[Saved data entries]

┄┄┄┄┄┄┄┄┄┄┄┄┄┄┄┄┄┄┄┄

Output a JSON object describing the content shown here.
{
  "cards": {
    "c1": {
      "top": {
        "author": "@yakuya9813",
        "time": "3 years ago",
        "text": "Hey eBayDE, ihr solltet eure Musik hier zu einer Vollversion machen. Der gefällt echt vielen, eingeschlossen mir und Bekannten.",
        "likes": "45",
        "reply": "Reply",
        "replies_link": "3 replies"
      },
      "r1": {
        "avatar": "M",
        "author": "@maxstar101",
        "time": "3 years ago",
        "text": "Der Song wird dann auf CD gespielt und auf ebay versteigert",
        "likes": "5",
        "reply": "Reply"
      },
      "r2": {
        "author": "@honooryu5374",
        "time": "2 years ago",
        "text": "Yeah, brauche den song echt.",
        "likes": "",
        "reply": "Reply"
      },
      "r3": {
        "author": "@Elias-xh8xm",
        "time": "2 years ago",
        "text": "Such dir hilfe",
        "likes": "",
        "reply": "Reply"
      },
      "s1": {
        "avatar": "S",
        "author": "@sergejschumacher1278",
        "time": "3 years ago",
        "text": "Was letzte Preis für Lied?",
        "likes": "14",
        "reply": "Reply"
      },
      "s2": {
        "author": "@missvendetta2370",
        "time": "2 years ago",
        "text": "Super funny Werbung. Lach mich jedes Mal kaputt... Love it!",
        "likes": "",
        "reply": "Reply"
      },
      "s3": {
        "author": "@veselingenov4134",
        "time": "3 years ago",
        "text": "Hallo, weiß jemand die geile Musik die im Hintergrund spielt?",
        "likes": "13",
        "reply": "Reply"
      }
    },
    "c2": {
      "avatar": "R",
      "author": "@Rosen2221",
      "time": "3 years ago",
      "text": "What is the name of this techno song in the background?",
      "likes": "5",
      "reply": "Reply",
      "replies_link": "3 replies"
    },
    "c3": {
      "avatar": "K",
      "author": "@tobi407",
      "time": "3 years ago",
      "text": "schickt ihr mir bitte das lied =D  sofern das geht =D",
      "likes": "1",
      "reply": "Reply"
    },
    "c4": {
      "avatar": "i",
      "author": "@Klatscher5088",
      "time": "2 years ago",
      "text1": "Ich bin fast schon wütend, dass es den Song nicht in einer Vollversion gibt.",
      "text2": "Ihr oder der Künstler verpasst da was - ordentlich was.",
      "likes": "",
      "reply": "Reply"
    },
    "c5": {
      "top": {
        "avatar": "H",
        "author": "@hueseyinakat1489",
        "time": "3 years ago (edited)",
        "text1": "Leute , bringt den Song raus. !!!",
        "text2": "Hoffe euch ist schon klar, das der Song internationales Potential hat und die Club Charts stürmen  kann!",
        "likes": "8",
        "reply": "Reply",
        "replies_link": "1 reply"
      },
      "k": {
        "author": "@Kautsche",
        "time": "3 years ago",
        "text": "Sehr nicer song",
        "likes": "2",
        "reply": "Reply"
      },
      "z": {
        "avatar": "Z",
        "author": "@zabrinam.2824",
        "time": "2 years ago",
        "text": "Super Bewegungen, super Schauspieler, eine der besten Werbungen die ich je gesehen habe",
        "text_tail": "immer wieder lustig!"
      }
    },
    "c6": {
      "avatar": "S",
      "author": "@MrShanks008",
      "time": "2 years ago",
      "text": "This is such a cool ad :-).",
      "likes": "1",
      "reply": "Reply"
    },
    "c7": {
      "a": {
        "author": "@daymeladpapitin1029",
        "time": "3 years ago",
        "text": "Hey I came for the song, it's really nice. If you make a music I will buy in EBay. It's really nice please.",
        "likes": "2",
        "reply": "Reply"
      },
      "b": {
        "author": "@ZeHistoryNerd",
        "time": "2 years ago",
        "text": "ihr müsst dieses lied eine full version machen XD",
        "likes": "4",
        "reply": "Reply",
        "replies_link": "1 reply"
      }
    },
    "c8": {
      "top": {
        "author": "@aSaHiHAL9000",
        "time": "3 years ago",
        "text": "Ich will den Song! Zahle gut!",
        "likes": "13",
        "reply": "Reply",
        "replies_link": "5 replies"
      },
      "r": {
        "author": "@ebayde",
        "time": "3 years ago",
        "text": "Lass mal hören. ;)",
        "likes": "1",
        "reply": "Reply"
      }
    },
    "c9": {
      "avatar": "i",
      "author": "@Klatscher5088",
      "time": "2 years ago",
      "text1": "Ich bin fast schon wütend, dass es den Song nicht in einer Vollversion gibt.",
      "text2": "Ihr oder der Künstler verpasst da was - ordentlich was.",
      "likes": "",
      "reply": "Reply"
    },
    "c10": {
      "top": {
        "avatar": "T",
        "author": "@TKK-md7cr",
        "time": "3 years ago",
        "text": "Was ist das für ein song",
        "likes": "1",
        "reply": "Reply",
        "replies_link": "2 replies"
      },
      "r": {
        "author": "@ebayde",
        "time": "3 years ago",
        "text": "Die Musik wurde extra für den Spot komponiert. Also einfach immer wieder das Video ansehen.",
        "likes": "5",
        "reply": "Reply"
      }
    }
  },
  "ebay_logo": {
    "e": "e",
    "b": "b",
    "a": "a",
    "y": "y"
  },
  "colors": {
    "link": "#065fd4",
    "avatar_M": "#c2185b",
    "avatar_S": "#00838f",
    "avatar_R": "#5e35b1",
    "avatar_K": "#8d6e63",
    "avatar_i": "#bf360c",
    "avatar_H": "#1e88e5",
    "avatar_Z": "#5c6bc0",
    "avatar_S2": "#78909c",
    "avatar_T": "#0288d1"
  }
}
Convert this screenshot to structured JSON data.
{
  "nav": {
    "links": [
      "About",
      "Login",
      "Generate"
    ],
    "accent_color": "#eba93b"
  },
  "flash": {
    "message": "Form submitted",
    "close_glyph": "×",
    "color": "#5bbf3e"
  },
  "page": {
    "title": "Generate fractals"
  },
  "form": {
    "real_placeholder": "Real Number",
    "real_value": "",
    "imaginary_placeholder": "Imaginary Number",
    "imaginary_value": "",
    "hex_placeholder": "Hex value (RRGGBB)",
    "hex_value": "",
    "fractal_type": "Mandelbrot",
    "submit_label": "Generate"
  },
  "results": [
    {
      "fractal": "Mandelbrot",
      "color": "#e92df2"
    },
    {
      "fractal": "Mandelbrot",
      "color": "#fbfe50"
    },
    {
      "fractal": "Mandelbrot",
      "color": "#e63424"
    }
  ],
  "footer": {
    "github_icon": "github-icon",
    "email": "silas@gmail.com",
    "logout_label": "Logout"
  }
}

┄┄┄┄┄┄┄┄┄┄┄┄┄┄┄┄┄┄┄┄

▸ OBJECTIVE
Every entry should be output exactly as written, please.

▸ WRITTEN REPLY
Output a JSON object describing the content shown here.
{
  "cards": {
    "c1": {
      "top": {
        "author": "@yakuya9813",
        "time": "3 years ago",
        "text": "Hey eBayDE, ihr solltet eure Musik hier zu einer Vollversion machen. Der gefällt echt vielen, eingeschlossen mir und Bekannten.",
        "likes": "45",
        "reply": "Reply",
        "replies_link": "3 replies"
      },
      "r1": {
        "avatar": "M",
        "author": "@maxstar101",
        "time": "3 years ago",
        "text": "Der Song wird dann auf CD gespielt und auf ebay versteigert",
        "likes": "5",
        "reply": "Reply"
      },
      "r2": {
        "author": "@honooryu5374",
        "time": "2 years ago",
        "text": "Yeah, brauche den song echt.",
        "likes": "",
        "reply": "Reply"
      },
      "r3": {
        "author": "@Elias-xh8xm",
        "time": "2 years ago",
        "text": "Such dir hilfe",
        "likes": "",
        "reply": "Reply"
      },
      "s1": {
        "avatar": "S",
        "author": "@sergejschumacher1278",
        "time": "3 years ago",
        "text": "Was letzte Preis für Lied?",
        "likes": "14",
        "reply": "Reply"
      },
      "s2": {
        "author": "@missvendetta2370",
        "time": "2 years ago",
        "text": "Super funny Werbung. Lach mich jedes Mal kaputt... Love it!",
        "likes": "",
        "reply": "Reply"
      },
      "s3": {
        "author": "@veselingenov4134",
        "time": "3 years ago",
        "text": "Hallo, weiß jemand die geile Musik die im Hintergrund spielt?",
        "likes": "13",
        "reply": "Reply"
      }
    },
    "c2": {
      "avatar": "R",
      "author": "@Rosen2221",
      "time": "3 years ago",
      "text": "What is the name of this techno song in the background?",
      "likes": "5",
      "reply": "Reply",
      "replies_link": "3 replies"
    },
    "c3": {
      "avatar": "K",
      "author": "@tobi407",
      "time": "3 years ago",
      "text": "schickt ihr mir bitte das lied =D  sofern das geht =D",
      "likes": "1",
      "reply": "Reply"
    },
    "c4": {
      "avatar": "i",
      "author": "@Klatscher5088",
      "time": "2 years ago",
      "text1": "Ich bin fast schon wütend, dass es den Song nicht in einer Vollversion gibt.",
      "text2": "Ihr oder der Künstler verpasst da was - ordentlich was.",
      "likes": "",
      "reply": "Reply"
    },
    "c5": {
      "top": {
        "avatar": "H",
        "author": "@hueseyinakat1489",
        "time": "3 years ago (edited)",
        "text1": "Leute , bringt den Song raus. !!!",
        "text2": "Hoffe euch ist schon klar, das der Song internationales Potential hat und die Club Charts stürmen  kann!",
        "likes": "8",
        "reply": "Reply",
        "replies_link": "1 reply"
      },
      "k": {
        "author": "@Kautsche",
        "time": "3 years ago",
        "text": "Sehr nicer song",
        "likes": "2",
        "reply": "Reply"
      },
      "z": {
        "avatar": "Z",
        "author": "@zabrinam.2824",
        "time": "2 years ago",
        "text": "Super Bewegungen, super Schauspieler, eine der besten Werbungen die ich je gesehen habe",
        "text_tail": "immer wieder lustig!"
      }
    },
    "c6": {
      "avatar": "S",
      "author": "@MrShanks008",
      "time": "2 years ago",
      "text": "This is such a cool ad :-).",
      "likes": "1",
      "reply": "Reply"
    },
    "c7": {
      "a": {
        "author": "@daymeladpapitin1029",
        "time": "3 years ago",
        "text": "Hey I came for the song, it's really nice. If you make a music I will buy in EBay. It's really nice please.",
        "likes": "2",
        "reply": "Reply"
      },
      "b": {
        "author": "@ZeHistoryNerd",
        "time": "2 years ago",
        "text": "ihr müsst dieses lied eine full version machen XD",
        "likes": "4",
        "reply": "Reply",
        "replies_link": "1 reply"
      }
    },
    "c8": {
      "top": {
        "author": "@aSaHiHAL9000",
        "time": "3 years ago",
        "text": "Ich will den Song! Zahle gut!",
        "likes": "13",
        "reply": "Reply",
        "replies_link": "5 replies"
      },
      "r": {
        "author": "@ebayde",
        "time": "3 years ago",
        "text": "Lass mal hören. ;)",
        "likes": "1",
        "reply": "Reply"
      }
    },
    "c9": {
      "avatar": "i",
      "author": "@Klatscher5088",
      "time": "2 years ago",
      "text1": "Ich bin fast schon wütend, dass es den Song nicht in einer Vollversion gibt.",
      "text2": "Ihr oder der Künstler verpasst da was - ordentlich was.",
      "likes": "",
      "reply": "Reply"
    },
    "c10": {
      "top": {
        "avatar": "T",
        "author": "@TKK-md7cr",
        "time": "3 years ago",
        "text": "Was ist das für ein song",
        "likes": "1",
        "reply": "Reply",
        "replies_link": "2 replies"
      },
      "r": {
        "author": "@ebayde",
        "time": "3 years ago",
        "text": "Die Musik wurde extra für den Spot komponiert. Also einfach immer wieder das Video ansehen.",
        "likes": "5",
        "reply": "Reply"
      }
    }
  },
  "ebay_logo": {
    "e": "e",
    "b": "b",
    "a": "a",
    "y": "y"
  },
  "colors": {
    "link": "#065fd4",
    "avatar_M": "#c2185b",
    "avatar_S": "#00838f",
    "avatar_R": "#5e35b1",
    "avatar_K": "#8d6e63",
    "avatar_i": "#bf360c",
    "avatar_H": "#1e88e5",
    "avatar_Z": "#5c6bc0",
    "avatar_S2": "#78909c",
    "avatar_T": "#0288d1"
  }
}
Convert this screenshot to structured JSON data.
{
  "nav": {
    "links": [
      "About",
      "Login",
      "Generate"
    ],
    "accent_color": "#eba93b"
  },
  "flash": {
    "message": "Form submitted",
    "close_glyph": "×",
    "color": "#5bbf3e"
  },
  "page": {
    "title": "Generate fractals"
  },
  "form": {
    "real_placeholder": "Real Number",
    "real_value": "",
    "imaginary_placeholder": "Imaginary Number",
    "imaginary_value": "",
    "hex_placeholder": "Hex value (RRGGBB)",
    "hex_value": "",
    "fractal_type": "Mandelbrot",
    "submit_label": "Generate"
  },
  "results": [
    {
      "fractal": "Mandelbrot",
      "color": "#e92df2"
    },
    {
      "fractal": "Mandelbrot",
      "color": "#fbfe50"
    },
    {
      "fractal": "Mandelbrot",
      "color": "#e63424"
    }
  ],
  "footer": {
    "github_icon": "github-icon",
    "email": "silas@gmail.com",
    "logout_label": "Logout"
  }
}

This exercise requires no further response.